To-do list ▸
1/ Summarize the passage on kernel load addresses in two sentences.
2/ According to the passage on kernel load addresses, which variable do older scripts tend to use for the default kernel load address?
3/ Pick up the passage on kernel load addresses after its final sentence and continue writing it.

Source document ▸
As such, set the two to the same value, and move the logic that does this
into tegra-common-post.h so it's not duplicated. A number of other non-
Tegra boards do this too.
The values chosen for these macros are no longer consistent with anything
in MEM_LAYOUT_ENV_SETTINGS. Regain consistency by setting $kernel_addr_r
to CONFIG_LOADADDR. Older scripts tend to use $loadaddr for the default
kernel load address, whereas newer scripts and features tend to use
$kernel_addr_r, along with other variables for other purposes such as
DTBs and initrds. Hence, it's logical they should share the same value.
I had originally thought to make the $kernel_addr_r and CONFIG_LOADADDR
have different values. This would guarantee no interference if a script
used the two variables for different purposes. However, that scenario is
unlikely given the semantic meaning associated with the two variables.

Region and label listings
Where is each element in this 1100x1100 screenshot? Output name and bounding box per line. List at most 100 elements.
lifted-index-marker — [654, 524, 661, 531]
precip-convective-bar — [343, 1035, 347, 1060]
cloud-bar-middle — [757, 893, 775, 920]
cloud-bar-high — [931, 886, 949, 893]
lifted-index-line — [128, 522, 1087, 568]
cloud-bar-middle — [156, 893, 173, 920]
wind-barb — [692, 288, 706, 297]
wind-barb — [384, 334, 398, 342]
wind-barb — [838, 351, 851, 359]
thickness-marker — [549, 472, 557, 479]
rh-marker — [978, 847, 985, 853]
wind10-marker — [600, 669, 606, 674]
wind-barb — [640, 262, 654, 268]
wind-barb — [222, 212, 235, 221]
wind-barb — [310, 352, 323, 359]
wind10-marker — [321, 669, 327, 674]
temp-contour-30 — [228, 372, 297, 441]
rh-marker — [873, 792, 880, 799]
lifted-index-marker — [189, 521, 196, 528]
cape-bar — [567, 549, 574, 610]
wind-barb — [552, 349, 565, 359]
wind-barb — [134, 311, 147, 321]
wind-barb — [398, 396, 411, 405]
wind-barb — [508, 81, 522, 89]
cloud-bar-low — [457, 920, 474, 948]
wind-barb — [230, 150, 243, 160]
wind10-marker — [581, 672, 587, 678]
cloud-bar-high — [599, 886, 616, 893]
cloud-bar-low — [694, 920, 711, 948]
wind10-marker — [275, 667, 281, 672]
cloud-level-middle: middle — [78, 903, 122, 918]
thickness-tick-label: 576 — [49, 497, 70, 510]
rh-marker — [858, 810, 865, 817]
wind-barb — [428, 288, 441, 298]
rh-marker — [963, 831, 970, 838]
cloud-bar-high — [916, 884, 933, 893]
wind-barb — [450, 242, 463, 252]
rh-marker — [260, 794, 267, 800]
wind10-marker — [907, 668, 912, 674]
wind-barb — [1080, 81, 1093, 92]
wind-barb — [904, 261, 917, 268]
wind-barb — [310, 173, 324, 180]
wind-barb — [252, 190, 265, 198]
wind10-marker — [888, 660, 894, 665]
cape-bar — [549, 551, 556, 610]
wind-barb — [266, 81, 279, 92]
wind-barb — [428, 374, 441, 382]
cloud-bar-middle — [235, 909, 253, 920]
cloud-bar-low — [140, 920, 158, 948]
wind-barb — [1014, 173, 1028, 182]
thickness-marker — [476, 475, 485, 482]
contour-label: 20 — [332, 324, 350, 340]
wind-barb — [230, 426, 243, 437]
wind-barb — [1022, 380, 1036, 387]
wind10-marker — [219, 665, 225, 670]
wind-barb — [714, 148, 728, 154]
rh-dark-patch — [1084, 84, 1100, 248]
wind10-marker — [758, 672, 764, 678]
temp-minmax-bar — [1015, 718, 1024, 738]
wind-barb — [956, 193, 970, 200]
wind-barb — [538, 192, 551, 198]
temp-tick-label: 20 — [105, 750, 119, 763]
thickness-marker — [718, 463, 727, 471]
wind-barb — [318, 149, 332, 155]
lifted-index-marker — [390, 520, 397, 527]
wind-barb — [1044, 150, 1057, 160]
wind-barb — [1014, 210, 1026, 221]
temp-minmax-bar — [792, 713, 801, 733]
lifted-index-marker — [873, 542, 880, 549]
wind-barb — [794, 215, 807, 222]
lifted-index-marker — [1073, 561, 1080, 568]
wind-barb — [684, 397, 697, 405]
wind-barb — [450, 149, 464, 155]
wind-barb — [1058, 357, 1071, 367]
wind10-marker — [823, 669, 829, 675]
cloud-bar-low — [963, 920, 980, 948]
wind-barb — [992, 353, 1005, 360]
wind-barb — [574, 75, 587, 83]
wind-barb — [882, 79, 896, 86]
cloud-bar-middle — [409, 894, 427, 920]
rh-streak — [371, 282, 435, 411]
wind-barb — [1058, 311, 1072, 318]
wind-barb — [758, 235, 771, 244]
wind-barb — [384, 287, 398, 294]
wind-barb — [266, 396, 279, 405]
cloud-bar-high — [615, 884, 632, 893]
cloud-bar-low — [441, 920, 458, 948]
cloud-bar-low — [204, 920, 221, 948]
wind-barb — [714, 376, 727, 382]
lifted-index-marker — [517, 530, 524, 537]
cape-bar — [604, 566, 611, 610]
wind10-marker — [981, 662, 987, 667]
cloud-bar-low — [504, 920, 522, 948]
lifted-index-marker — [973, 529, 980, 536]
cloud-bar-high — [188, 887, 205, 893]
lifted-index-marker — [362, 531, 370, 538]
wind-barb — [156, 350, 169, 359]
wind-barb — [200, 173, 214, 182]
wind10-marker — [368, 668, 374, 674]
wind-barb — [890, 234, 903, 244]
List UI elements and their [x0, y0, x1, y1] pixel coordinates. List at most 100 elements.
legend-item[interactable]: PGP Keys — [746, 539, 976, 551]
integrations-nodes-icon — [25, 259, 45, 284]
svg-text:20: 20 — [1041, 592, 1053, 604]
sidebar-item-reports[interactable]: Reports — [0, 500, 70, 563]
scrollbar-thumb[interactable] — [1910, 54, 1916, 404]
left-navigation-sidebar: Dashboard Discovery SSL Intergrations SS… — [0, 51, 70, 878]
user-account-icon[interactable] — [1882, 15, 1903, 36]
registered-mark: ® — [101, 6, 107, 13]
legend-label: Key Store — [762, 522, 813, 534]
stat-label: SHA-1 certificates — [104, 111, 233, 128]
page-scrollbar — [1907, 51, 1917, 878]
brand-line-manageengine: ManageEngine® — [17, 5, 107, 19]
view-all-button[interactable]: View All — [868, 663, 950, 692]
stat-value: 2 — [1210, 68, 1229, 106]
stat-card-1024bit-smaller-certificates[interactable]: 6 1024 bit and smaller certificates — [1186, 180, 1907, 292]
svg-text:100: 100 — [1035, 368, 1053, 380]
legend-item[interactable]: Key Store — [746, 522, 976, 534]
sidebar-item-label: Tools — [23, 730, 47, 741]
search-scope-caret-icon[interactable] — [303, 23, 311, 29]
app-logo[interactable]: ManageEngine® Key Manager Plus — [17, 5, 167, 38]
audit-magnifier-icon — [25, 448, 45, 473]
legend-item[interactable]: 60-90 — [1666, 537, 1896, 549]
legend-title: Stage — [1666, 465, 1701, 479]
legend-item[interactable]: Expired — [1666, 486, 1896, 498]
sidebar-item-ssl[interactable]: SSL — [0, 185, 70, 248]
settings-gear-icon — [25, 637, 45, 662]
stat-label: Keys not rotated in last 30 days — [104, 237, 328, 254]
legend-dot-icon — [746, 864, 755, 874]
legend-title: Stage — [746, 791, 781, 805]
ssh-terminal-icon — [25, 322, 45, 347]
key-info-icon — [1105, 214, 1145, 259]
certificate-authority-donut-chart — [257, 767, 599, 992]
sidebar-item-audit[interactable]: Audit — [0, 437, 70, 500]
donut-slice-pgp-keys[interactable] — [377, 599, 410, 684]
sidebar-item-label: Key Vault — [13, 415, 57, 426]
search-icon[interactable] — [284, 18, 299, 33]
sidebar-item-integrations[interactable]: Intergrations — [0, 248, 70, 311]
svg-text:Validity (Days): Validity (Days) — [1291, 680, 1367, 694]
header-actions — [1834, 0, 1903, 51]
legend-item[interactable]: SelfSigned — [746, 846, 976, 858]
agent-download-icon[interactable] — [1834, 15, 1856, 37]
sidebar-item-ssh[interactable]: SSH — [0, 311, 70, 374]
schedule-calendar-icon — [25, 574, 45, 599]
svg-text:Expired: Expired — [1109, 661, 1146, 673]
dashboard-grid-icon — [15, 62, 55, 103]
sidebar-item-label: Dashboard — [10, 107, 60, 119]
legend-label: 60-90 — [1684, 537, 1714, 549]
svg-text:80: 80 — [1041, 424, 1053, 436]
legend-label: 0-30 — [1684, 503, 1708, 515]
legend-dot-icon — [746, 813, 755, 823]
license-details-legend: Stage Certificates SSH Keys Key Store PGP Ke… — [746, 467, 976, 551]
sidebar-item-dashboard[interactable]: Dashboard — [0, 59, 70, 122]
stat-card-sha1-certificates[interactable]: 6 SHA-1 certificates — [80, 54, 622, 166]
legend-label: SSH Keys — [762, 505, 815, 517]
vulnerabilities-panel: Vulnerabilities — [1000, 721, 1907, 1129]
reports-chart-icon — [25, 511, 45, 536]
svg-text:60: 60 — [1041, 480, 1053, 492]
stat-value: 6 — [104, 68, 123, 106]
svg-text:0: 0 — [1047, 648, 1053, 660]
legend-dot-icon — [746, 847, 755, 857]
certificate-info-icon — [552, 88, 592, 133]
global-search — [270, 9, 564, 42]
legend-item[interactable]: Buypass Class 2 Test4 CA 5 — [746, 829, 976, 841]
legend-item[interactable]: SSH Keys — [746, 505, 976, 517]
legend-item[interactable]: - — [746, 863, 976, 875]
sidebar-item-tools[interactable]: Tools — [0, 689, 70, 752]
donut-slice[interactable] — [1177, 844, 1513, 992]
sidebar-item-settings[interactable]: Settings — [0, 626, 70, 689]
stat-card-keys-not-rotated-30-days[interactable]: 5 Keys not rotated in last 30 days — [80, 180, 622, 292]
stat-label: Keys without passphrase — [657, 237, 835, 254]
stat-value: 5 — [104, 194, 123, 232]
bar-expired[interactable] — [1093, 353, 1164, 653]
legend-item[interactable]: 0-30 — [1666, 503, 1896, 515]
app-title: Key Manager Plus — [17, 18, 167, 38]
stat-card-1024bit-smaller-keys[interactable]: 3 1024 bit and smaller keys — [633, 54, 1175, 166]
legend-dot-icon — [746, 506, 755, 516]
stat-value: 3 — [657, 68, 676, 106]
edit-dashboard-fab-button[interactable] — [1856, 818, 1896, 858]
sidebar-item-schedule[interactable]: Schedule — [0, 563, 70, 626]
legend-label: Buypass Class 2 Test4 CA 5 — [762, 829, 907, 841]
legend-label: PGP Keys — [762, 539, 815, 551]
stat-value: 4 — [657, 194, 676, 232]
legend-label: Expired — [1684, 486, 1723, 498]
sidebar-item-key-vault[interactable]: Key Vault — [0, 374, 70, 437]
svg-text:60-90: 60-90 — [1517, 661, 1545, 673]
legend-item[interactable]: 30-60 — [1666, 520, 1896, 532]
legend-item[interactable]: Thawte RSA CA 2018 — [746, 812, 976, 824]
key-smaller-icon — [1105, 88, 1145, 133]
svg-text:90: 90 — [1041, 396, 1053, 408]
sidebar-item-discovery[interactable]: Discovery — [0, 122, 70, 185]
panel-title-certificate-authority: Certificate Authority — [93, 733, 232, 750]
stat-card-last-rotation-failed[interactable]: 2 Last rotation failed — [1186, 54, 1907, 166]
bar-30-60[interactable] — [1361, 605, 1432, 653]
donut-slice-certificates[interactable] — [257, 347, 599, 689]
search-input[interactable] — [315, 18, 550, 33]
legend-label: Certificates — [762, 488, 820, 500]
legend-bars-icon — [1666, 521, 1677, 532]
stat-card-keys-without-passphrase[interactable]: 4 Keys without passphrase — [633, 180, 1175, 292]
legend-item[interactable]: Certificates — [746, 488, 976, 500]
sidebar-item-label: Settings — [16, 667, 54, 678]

Task responses ▸
1/ The change sets $kernel_addr_r to CONFIG_LOADADDR so the two share one value, and moves that logic into tegra-common-post.h to avoid duplication, because the earlier values no longer matched anything in MEM_LAYOUT_ENV_SETTINGS. Giving them different values to rule out interference was considered, but that scenario is judged unlikely given the meaning of the two variables, since older scripts use $loadaddr for the default kernel load address and newer ones use $kernel_addr_r.

2/ $loadaddr

3/
The lowest available value is 0x90200000; see comments for
MEM_LAYOUT_ENV_SETTINGS in tegra30-common-post.h for details. However,
that value would be problematic for a script that loaded a raw zImage to
$loadaddr, since it's more than 128MB beyond the start of SDRAM, which
would interfere with the kernel's CONFIG_AUTO_ZRELADDR. So, let's not do
that.
The only potential fallout I could foresee from this patch is if someone
has a script that loads the kernel to $loadaddr, but some other file
(DTB, initrd) to a hard-coded address that the new value of $loadaddr
interferes with. This seems unlikely. A user should not do that; they
should either hard-code all load addresses, or use U-Boot-supplied
variables for all load addresses. Equally, any fallout due to this change
is trivial to fix; simply modify the load addresses in that script.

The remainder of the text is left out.